Copy the rows below word for word, beginning with the first row and stopping after the row that contains "- y-right-tick-label: 5%: [822, 407, 838, 422]".

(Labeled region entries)
= = = = = = =
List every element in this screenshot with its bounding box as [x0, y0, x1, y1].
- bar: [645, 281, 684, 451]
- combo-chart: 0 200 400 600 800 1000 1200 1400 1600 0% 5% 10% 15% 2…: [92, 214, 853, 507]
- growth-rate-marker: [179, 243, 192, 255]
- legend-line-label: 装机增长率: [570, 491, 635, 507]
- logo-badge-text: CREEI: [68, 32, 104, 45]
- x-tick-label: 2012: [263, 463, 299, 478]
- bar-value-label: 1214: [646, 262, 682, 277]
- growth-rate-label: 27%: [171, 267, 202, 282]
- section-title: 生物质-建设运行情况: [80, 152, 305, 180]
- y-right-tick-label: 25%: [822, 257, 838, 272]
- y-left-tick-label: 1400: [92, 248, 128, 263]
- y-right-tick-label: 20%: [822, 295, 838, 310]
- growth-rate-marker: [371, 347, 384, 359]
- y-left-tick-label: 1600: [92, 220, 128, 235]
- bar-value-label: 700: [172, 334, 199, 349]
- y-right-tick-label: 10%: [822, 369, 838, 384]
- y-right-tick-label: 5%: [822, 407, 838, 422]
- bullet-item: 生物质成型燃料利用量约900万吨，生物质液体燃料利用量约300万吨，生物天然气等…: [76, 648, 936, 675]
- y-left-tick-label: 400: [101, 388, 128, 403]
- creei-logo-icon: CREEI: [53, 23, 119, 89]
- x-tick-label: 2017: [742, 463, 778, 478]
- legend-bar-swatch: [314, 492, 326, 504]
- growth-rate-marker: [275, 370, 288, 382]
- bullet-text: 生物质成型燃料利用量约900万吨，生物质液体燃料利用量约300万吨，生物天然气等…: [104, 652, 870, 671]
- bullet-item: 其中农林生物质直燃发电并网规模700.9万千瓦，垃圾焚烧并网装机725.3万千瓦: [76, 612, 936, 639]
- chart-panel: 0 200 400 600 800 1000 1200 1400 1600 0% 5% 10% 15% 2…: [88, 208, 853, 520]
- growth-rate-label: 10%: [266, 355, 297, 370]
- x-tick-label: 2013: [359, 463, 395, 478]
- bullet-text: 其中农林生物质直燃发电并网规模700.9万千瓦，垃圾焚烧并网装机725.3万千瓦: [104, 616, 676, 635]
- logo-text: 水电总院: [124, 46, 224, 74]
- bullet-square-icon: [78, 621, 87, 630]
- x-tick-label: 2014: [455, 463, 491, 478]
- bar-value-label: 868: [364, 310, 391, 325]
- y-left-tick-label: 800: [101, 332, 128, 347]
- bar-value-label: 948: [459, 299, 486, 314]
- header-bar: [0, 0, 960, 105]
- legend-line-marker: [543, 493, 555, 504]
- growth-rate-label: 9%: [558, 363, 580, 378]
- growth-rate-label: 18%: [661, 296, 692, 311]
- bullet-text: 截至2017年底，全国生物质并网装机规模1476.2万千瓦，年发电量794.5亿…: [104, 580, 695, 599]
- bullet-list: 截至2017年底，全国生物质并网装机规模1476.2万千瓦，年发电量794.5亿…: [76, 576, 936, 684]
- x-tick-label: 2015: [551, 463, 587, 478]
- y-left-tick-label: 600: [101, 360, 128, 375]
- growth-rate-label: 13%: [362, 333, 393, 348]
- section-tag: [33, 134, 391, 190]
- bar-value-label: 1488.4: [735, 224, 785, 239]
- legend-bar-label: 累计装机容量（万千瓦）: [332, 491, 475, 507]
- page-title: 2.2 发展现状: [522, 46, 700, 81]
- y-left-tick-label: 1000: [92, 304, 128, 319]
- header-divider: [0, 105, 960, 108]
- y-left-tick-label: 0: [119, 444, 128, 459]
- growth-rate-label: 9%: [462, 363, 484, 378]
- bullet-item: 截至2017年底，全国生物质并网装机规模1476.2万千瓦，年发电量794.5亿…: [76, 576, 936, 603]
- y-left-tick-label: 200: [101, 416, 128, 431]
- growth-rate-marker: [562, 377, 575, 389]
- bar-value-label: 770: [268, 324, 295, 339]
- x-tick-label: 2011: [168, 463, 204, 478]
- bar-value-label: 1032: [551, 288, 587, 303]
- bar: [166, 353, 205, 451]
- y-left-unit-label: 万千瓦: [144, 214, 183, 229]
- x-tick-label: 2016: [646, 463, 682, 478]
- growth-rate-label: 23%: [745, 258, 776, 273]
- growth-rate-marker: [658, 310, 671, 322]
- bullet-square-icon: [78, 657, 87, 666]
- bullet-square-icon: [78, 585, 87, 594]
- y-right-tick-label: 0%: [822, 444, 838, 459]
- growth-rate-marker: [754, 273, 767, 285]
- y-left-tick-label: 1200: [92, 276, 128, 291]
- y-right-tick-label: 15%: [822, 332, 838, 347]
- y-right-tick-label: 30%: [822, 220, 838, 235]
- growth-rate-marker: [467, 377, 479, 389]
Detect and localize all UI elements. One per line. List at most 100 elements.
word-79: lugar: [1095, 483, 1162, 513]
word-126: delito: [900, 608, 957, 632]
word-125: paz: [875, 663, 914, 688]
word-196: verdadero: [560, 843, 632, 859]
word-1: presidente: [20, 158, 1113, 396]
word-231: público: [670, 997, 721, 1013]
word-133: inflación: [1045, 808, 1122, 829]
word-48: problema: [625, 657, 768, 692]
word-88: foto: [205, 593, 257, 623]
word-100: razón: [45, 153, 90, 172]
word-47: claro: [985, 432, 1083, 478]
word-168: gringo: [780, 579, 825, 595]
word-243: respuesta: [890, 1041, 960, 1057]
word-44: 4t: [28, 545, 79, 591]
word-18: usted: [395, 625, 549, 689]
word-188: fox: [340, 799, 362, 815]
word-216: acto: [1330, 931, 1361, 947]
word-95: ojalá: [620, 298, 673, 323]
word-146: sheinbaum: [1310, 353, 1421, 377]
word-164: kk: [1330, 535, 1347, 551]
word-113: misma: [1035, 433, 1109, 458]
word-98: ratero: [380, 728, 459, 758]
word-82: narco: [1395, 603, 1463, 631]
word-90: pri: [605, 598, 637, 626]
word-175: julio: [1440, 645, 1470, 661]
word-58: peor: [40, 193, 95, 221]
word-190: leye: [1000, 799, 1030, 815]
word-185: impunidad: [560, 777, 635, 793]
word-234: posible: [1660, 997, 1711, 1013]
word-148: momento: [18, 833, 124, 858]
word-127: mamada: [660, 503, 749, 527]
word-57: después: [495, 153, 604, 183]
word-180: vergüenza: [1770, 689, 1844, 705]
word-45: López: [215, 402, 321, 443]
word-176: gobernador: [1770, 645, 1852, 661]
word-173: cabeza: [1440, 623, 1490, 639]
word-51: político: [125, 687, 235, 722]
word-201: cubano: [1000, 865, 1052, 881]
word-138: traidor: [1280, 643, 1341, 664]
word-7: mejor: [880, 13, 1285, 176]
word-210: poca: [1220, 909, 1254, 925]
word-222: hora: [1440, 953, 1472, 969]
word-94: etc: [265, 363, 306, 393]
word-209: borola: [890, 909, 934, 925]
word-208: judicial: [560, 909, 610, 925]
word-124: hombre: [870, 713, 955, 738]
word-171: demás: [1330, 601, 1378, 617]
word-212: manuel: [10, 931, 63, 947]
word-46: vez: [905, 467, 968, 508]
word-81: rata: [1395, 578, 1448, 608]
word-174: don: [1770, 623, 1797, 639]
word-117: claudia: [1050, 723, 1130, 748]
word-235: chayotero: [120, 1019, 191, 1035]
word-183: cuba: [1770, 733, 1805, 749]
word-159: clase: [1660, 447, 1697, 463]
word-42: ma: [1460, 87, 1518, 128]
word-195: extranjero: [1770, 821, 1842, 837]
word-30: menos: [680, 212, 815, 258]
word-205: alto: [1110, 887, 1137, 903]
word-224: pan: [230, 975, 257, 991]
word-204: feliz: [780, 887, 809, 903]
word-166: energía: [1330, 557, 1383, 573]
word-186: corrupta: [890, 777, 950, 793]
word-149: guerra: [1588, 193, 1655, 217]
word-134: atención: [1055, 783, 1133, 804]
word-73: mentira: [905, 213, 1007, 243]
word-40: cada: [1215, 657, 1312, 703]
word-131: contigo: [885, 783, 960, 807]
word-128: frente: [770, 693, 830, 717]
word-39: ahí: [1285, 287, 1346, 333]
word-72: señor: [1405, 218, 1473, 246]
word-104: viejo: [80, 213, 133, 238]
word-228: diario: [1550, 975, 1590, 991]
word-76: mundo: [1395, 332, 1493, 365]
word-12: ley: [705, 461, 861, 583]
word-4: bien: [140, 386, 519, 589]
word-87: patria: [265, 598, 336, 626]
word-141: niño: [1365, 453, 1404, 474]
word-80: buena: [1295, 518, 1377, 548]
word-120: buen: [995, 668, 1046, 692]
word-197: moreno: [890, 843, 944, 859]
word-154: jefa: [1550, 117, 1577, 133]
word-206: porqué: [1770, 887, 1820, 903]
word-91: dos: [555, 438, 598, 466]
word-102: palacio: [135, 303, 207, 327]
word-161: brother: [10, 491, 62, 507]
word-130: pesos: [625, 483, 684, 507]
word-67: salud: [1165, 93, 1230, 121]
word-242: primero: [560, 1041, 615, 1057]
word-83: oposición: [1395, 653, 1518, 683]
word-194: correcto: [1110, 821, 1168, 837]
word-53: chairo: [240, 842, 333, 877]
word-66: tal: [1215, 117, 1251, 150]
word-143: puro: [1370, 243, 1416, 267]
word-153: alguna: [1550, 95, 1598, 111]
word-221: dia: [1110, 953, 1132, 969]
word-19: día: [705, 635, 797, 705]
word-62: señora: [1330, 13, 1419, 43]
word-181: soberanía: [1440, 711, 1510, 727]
= = = = = = =
• [Exercise output]
List every element in this screenshot with its bounding box as [x0, y0, x1, y1].
- bar: [645, 281, 684, 451]
- combo-chart: 0 200 400 600 800 1000 1200 1400 1600 0% 5% 10% 15% 2…: [92, 214, 853, 507]
- growth-rate-marker: [179, 243, 192, 255]
- legend-line-label: 装机增长率: [570, 491, 635, 507]
- logo-badge-text: CREEI: [68, 32, 104, 45]
- x-tick-label: 2012: [263, 463, 299, 478]
- bar-value-label: 1214: [646, 262, 682, 277]
- growth-rate-label: 27%: [171, 267, 202, 282]
- section-title: 生物质-建设运行情况: [80, 152, 305, 180]
- y-right-tick-label: 25%: [822, 257, 838, 272]
- y-left-tick-label: 1400: [92, 248, 128, 263]
- y-right-tick-label: 20%: [822, 295, 838, 310]
- growth-rate-marker: [371, 347, 384, 359]
- y-left-tick-label: 1600: [92, 220, 128, 235]
- bar-value-label: 700: [172, 334, 199, 349]
- y-right-tick-label: 10%: [822, 369, 838, 384]
- y-right-tick-label: 5%: [822, 407, 838, 422]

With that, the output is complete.